"""

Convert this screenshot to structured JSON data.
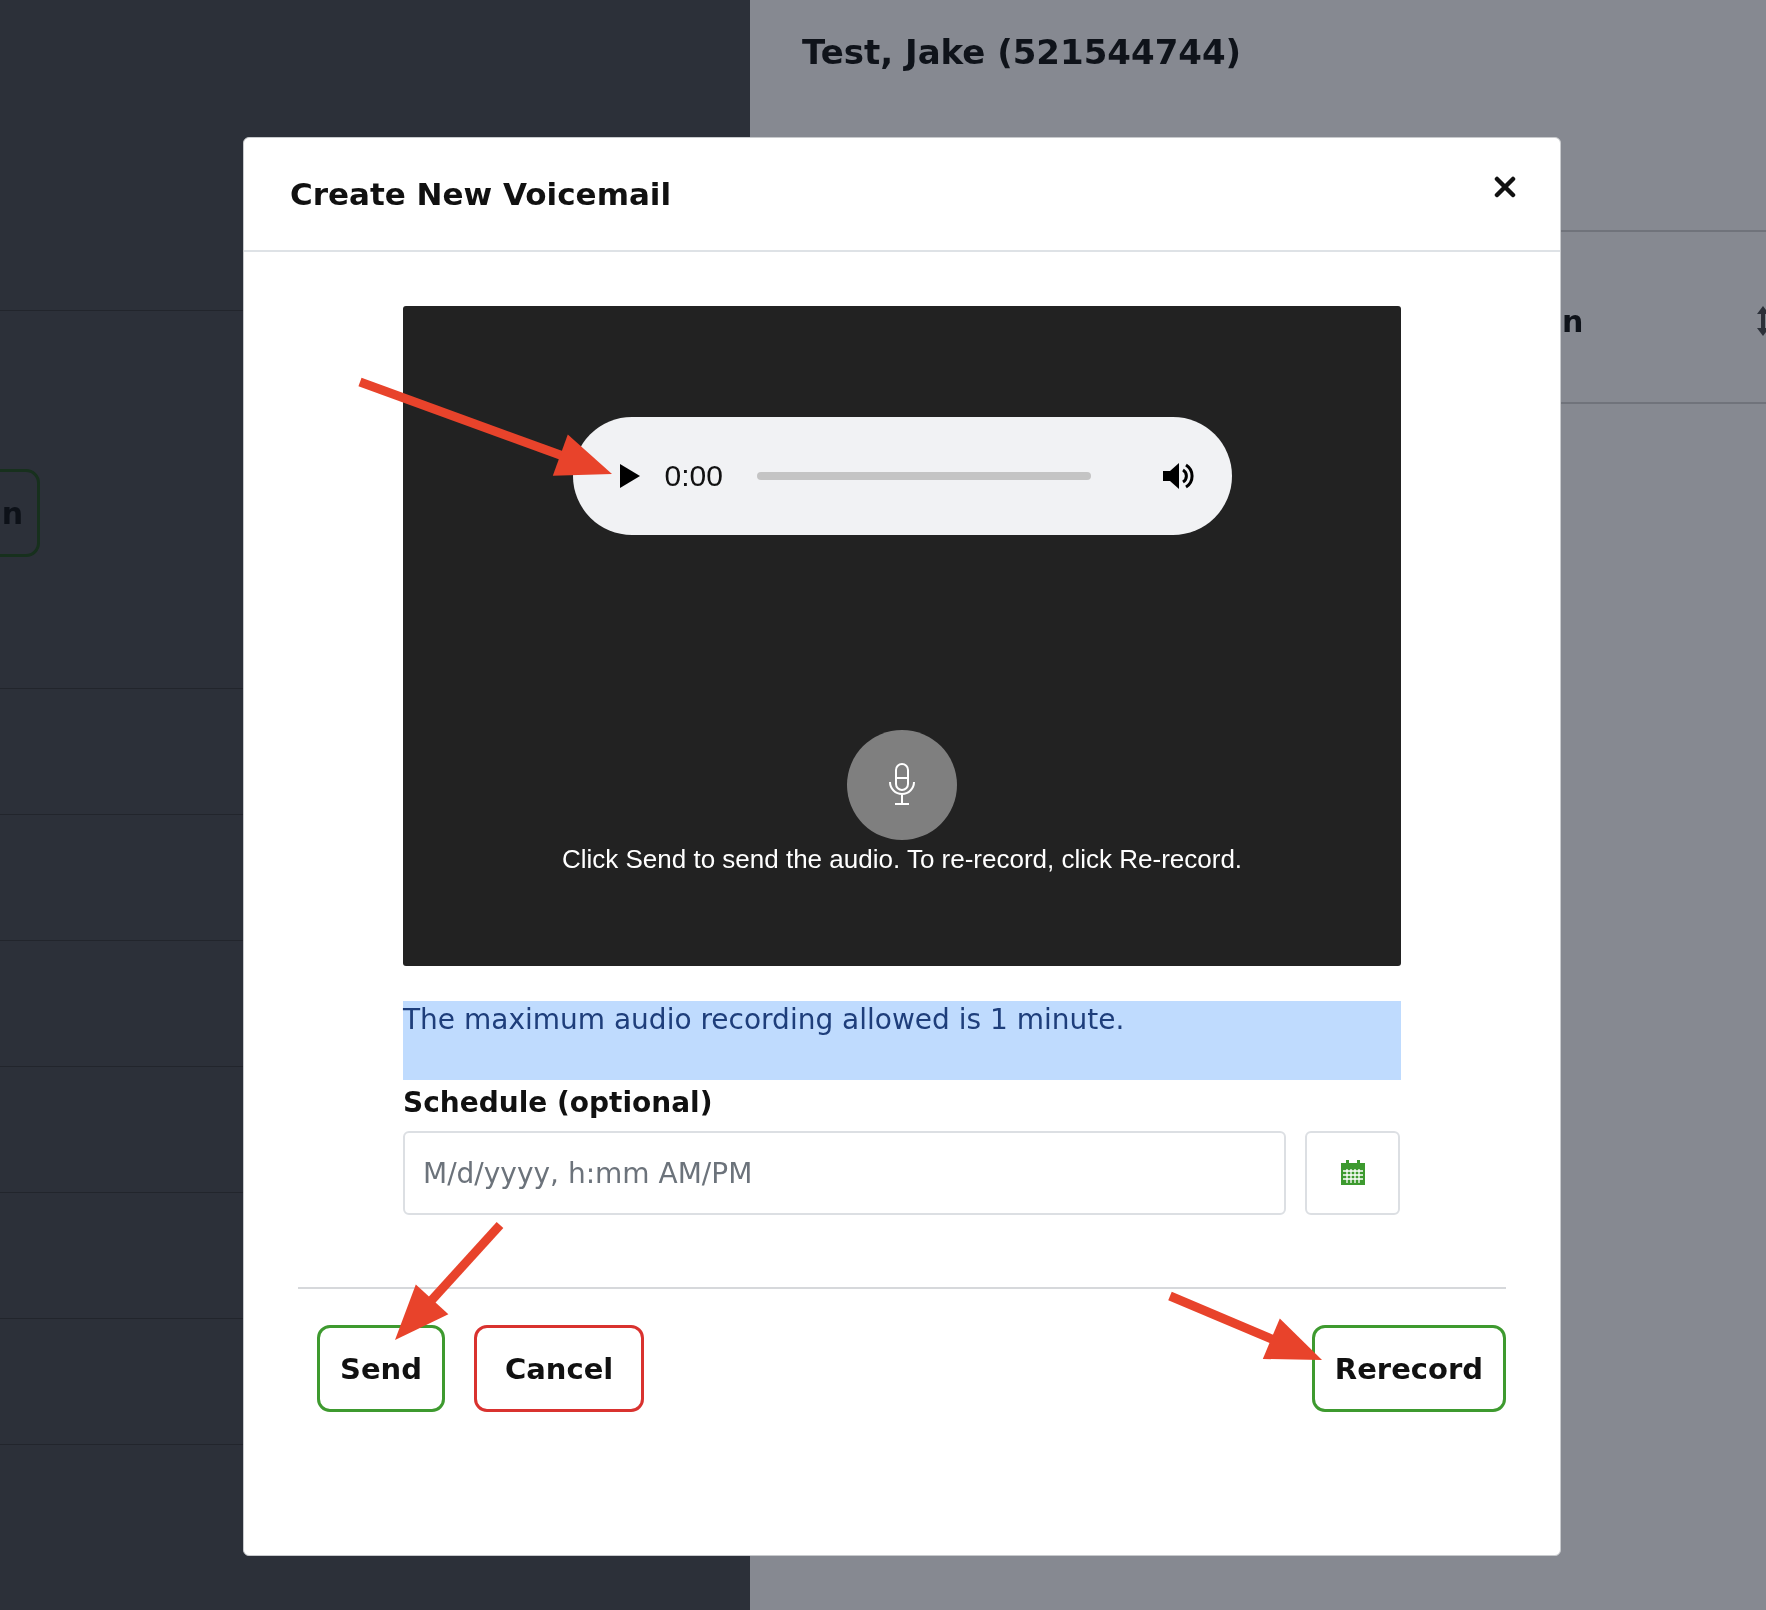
{
  "background": {
    "header_title": "Test, Jake (521544744)",
    "left_button_label": "n",
    "column_header": "n"
  },
  "dialog": {
    "title": "Create New Voicemail",
    "player": {
      "time": "0:00",
      "level": 0
    },
    "caption": "Click Send to send the audio. To re-record, click Re-record.",
    "notice": "The maximum audio recording allowed is 1 minute.",
    "schedule": {
      "label": "Schedule (optional)",
      "placeholder": "M/d/yyyy, h:mm AM/PM"
    },
    "buttons": [
      {
        "label": "Send",
        "kind": "confirm"
      },
      {
        "label": "Cancel",
        "kind": "danger"
      },
      {
        "label": "Rerecord",
        "kind": "confirm"
      }
    ]
  }
}
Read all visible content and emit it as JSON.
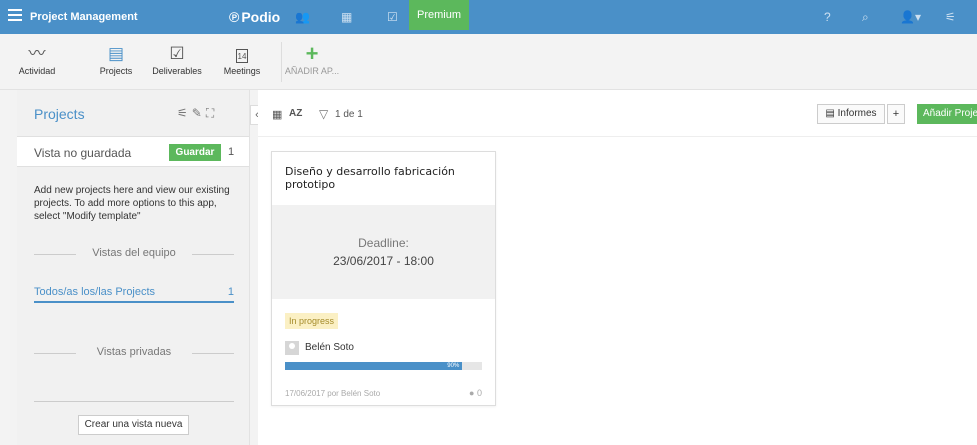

"""

◆ **Exercise brief**: Reproduce every record word for word. The copy must contain no pictures.

◆ **Response**:
Convert this screenshot to structured JSON data.
{
  "background": {
    "header_title": "Test, Jake (521544744)",
    "left_button_label": "n",
    "column_header": "n"
  },
  "dialog": {
    "title": "Create New Voicemail",
    "player": {
      "time": "0:00",
      "level": 0
    },
    "caption": "Click Send to send the audio. To re-record, click Re-record.",
    "notice": "The maximum audio recording allowed is 1 minute.",
    "schedule": {
      "label": "Schedule (optional)",
      "placeholder": "M/d/yyyy, h:mm AM/PM"
    },
    "buttons": [
      {
        "label": "Send",
        "kind": "confirm"
      },
      {
        "label": "Cancel",
        "kind": "danger"
      },
      {
        "label": "Rerecord",
        "kind": "confirm"
      }
    ]
  }
}
Read all visible content and emit it as JSON.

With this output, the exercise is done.